**DAFTAR TUGAS:**
- 1) Menurut Illouz dalam teks tentang cinta romantis, kultur cinta romantis hanya terjadi dalam masyarakat seperti apa?
- 2) Ringkas paragraf dalam teks tentang cinta romantis yang diawali "Gagasan cinta romantis lahir" dengan tetap mempertahankan fakta-fakta utamanya.
- 3) Salin tanpa perubahan bagian teks tentang cinta romantis mulai dari "Illouz (2006) membahas" sampai dengan "pengakuan akan keunikan.".

Illouz (2006) membahas lebih jauh terkait cinta romantis. Ia berpendapat bahwa kultur cinta romantis hanya terjadi dalam masyarakat modern yang kapitalistik. Sekalipun masyarakat modern dianggap kering (heartless) dan segala sesuatunya tertata, tetapi justru cinta romantis lahir dalam kondisi yang demikian. Cinta romantis bukan sekadar sebuah cinta, tetapi cinta yang memiliki sifat heteroseksual; tidak selalu terarah pada memiliki dan membesarkan anak; terkait dengan pernikahan tetapi bisa juga tanpa pernikahan; butuh intensitas dan perangsangan yang dianggap bersifat lama; serta bersifat individual karena terkait dengan kepenuhan diri dan pengakuan akan keunikan.

Gagasan cinta romantis lahir dalam kultur individualistik yang ditandai dengan konsumsi pada abad ke-20. Kultur konsumer justru tidak hanya bicara soal materi dan kepemilikan, tetapi soal bagaimana Anda merasa aman,yang artinya emosionalitas menjadi hal penting – misalnya lewat gambaran hidup bahagia bersama keluarga menunjukkan kehidupan yang baik. Dalam relasi romantis, kita seringkali menemukan iklan bertebaran dengan model perempuan dan laki-laki yang sedang kencan. Hari ini, kita dapat mengatakan bahwa sesuatu yang romantis dibayangkan dengan mengisi waktu luang berdua entah dengan makan malam bersama, nonton di bioskop, nongkrong di cafe, atau sekadar jalan-jalan sore naik motor.

**INFORMASI YANG DIEKSTRAK:**

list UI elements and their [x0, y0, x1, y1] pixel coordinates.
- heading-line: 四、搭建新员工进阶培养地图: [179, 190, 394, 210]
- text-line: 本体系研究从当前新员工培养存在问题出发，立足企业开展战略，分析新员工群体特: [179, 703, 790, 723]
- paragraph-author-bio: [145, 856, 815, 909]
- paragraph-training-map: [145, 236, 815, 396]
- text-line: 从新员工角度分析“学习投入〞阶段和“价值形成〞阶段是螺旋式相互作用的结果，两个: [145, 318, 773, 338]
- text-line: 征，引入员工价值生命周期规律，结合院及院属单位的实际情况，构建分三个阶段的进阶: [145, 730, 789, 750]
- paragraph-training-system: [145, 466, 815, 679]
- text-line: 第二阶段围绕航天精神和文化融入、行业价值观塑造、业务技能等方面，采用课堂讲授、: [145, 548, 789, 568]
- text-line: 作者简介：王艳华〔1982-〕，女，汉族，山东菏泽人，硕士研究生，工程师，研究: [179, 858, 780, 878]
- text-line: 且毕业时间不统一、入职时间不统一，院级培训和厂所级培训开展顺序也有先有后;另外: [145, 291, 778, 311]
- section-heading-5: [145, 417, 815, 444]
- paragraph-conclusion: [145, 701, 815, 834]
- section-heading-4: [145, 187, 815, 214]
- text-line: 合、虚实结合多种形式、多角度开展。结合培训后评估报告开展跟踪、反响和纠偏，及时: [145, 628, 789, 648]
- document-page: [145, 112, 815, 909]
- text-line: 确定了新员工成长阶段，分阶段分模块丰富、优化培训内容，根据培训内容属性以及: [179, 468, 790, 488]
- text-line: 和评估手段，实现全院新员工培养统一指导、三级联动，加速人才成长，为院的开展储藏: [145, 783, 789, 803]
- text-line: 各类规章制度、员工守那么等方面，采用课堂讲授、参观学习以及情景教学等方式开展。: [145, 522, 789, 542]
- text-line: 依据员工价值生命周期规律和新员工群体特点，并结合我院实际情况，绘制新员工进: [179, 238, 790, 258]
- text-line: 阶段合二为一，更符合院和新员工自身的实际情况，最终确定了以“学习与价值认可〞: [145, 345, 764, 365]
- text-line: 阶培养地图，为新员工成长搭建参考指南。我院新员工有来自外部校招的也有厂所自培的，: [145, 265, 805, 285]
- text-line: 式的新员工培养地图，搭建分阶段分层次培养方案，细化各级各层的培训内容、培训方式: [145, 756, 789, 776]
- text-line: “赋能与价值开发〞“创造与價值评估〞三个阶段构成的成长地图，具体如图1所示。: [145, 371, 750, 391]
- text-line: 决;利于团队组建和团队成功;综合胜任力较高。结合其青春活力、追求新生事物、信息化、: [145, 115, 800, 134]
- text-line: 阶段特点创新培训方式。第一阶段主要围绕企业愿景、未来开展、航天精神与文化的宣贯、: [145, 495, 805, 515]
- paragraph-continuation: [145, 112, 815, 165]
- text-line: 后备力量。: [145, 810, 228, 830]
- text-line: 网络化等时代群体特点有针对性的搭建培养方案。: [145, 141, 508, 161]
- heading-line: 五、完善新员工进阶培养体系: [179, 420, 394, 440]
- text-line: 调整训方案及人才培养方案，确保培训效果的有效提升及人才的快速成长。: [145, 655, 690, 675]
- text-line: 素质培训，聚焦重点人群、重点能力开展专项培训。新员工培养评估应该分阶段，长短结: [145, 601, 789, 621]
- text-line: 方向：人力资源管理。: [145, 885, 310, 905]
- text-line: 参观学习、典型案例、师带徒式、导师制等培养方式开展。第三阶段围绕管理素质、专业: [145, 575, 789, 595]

**JAWABAN TERTULIS:**
- 1) Dalam masyarakat modern yang kapitalistik.

- 2) Gagasan cinta romantis muncul dalam kultur individualistik abad ke-20 yang ditandai konsumsi. Kultur konsumer tidak hanya menyangkut materi dan kepemilikan, tetapi juga rasa aman, sehingga emosionalitas menjadi penting, misalnya lewat gambaran hidup bahagia bersama keluarga. Iklan sering menampilkan perempuan dan laki-laki yang sedang berkencan. Kini, hal romantis dibayangkan sebagai mengisi waktu luang berdua, seperti makan malam, menonton di bioskop, nongkrong di kafe, atau jalan-jalan sore naik motor.

- 3)
Illouz (2006) membahas lebih jauh terkait cinta romantis. Ia berpendapat bahwa kultur cinta romantis hanya terjadi dalam masyarakat modern yang kapitalistik. Sekalipun masyarakat modern dianggap kering (heartless) dan segala sesuatunya tertata, tetapi justru cinta romantis lahir dalam kondisi yang demikian. Cinta romantis bukan sekadar sebuah cinta, tetapi cinta yang memiliki sifat heteroseksual; tidak selalu terarah pada memiliki dan membesarkan anak; terkait dengan pernikahan tetapi bisa juga tanpa pernikahan; butuh intensitas dan perangsangan yang dianggap bersifat lama; serta bersifat individual karena terkait dengan kepenuhan diri dan pengakuan akan keunikan.